#### Data entries

+===+

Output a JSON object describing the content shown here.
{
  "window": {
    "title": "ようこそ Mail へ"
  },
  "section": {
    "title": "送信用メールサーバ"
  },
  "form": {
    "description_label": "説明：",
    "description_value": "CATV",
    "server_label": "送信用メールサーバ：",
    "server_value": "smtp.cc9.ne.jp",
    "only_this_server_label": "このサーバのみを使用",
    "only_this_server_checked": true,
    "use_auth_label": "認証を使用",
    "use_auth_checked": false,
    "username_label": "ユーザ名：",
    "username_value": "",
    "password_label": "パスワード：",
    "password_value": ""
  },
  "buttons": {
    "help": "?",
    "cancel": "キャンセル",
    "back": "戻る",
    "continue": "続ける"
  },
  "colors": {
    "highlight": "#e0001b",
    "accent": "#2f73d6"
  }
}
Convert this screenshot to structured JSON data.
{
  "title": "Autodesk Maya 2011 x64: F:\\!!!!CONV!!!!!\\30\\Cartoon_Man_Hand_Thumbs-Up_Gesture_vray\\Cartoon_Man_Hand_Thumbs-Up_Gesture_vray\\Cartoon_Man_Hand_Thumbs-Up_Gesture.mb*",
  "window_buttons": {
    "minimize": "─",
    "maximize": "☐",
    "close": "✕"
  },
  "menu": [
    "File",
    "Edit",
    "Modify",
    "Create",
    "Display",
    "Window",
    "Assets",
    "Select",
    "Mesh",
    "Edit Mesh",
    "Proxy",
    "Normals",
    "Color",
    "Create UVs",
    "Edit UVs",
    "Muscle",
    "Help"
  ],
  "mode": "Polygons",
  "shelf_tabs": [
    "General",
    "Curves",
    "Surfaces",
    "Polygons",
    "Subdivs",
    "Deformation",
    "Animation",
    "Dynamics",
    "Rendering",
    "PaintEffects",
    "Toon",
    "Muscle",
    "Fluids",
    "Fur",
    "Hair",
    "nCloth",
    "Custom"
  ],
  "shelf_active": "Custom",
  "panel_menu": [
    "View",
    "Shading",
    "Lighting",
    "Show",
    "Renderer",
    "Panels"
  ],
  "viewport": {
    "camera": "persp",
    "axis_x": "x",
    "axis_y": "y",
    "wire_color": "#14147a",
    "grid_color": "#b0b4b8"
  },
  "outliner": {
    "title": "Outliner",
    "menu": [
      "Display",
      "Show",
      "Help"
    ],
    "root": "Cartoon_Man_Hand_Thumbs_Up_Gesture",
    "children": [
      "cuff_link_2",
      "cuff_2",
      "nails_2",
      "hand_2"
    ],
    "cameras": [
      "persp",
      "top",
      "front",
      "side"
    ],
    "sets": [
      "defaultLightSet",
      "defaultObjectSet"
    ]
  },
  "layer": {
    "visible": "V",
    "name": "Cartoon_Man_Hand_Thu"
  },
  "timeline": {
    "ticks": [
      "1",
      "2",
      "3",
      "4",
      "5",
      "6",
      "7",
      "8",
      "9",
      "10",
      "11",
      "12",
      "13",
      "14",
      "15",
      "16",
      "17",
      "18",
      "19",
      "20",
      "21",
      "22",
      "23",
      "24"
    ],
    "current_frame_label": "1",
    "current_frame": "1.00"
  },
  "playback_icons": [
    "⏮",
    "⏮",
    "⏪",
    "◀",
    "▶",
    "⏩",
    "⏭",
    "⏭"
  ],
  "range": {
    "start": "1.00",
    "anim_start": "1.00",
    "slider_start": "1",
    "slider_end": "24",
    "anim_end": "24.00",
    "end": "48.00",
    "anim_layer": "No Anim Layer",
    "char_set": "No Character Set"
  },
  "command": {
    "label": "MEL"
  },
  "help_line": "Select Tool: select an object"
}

+===+

Reproduce the material in full, with no word added or dropped.

Output a JSON object describing the content shown here.
{
  "window": {
    "title": "ようこそ Mail へ"
  },
  "section": {
    "title": "送信用メールサーバ"
  },
  "form": {
    "description_label": "説明：",
    "description_value": "CATV",
    "server_label": "送信用メールサーバ：",
    "server_value": "smtp.cc9.ne.jp",
    "only_this_server_label": "このサーバのみを使用",
    "only_this_server_checked": true,
    "use_auth_label": "認証を使用",
    "use_auth_checked": false,
    "username_label": "ユーザ名：",
    "username_value": "",
    "password_label": "パスワード：",
    "password_value": ""
  },
  "buttons": {
    "help": "?",
    "cancel": "キャンセル",
    "back": "戻る",
    "continue": "続ける"
  },
  "colors": {
    "highlight": "#e0001b",
    "accent": "#2f73d6"
  }
}
Convert this screenshot to structured JSON data.
{
  "title": "Autodesk Maya 2011 x64: F:\\!!!!CONV!!!!!\\30\\Cartoon_Man_Hand_Thumbs-Up_Gesture_vray\\Cartoon_Man_Hand_Thumbs-Up_Gesture_vray\\Cartoon_Man_Hand_Thumbs-Up_Gesture.mb*",
  "window_buttons": {
    "minimize": "─",
    "maximize": "☐",
    "close": "✕"
  },
  "menu": [
    "File",
    "Edit",
    "Modify",
    "Create",
    "Display",
    "Window",
    "Assets",
    "Select",
    "Mesh",
    "Edit Mesh",
    "Proxy",
    "Normals",
    "Color",
    "Create UVs",
    "Edit UVs",
    "Muscle",
    "Help"
  ],
  "mode": "Polygons",
  "shelf_tabs": [
    "General",
    "Curves",
    "Surfaces",
    "Polygons",
    "Subdivs",
    "Deformation",
    "Animation",
    "Dynamics",
    "Rendering",
    "PaintEffects",
    "Toon",
    "Muscle",
    "Fluids",
    "Fur",
    "Hair",
    "nCloth",
    "Custom"
  ],
  "shelf_active": "Custom",
  "panel_menu": [
    "View",
    "Shading",
    "Lighting",
    "Show",
    "Renderer",
    "Panels"
  ],
  "viewport": {
    "camera": "persp",
    "axis_x": "x",
    "axis_y": "y",
    "wire_color": "#14147a",
    "grid_color": "#b0b4b8"
  },
  "outliner": {
    "title": "Outliner",
    "menu": [
      "Display",
      "Show",
      "Help"
    ],
    "root": "Cartoon_Man_Hand_Thumbs_Up_Gesture",
    "children": [
      "cuff_link_2",
      "cuff_2",
      "nails_2",
      "hand_2"
    ],
    "cameras": [
      "persp",
      "top",
      "front",
      "side"
    ],
    "sets": [
      "defaultLightSet",
      "defaultObjectSet"
    ]
  },
  "layer": {
    "visible": "V",
    "name": "Cartoon_Man_Hand_Thu"
  },
  "timeline": {
    "ticks": [
      "1",
      "2",
      "3",
      "4",
      "5",
      "6",
      "7",
      "8",
      "9",
      "10",
      "11",
      "12",
      "13",
      "14",
      "15",
      "16",
      "17",
      "18",
      "19",
      "20",
      "21",
      "22",
      "23",
      "24"
    ],
    "current_frame_label": "1",
    "current_frame": "1.00"
  },
  "playback_icons": [
    "⏮",
    "⏮",
    "⏪",
    "◀",
    "▶",
    "⏩",
    "⏭",
    "⏭"
  ],
  "range": {
    "start": "1.00",
    "anim_start": "1.00",
    "slider_start": "1",
    "slider_end": "24",
    "anim_end": "24.00",
    "end": "48.00",
    "anim_layer": "No Anim Layer",
    "char_set": "No Character Set"
  },
  "command": {
    "label": "MEL"
  },
  "help_line": "Select Tool: select an object"
}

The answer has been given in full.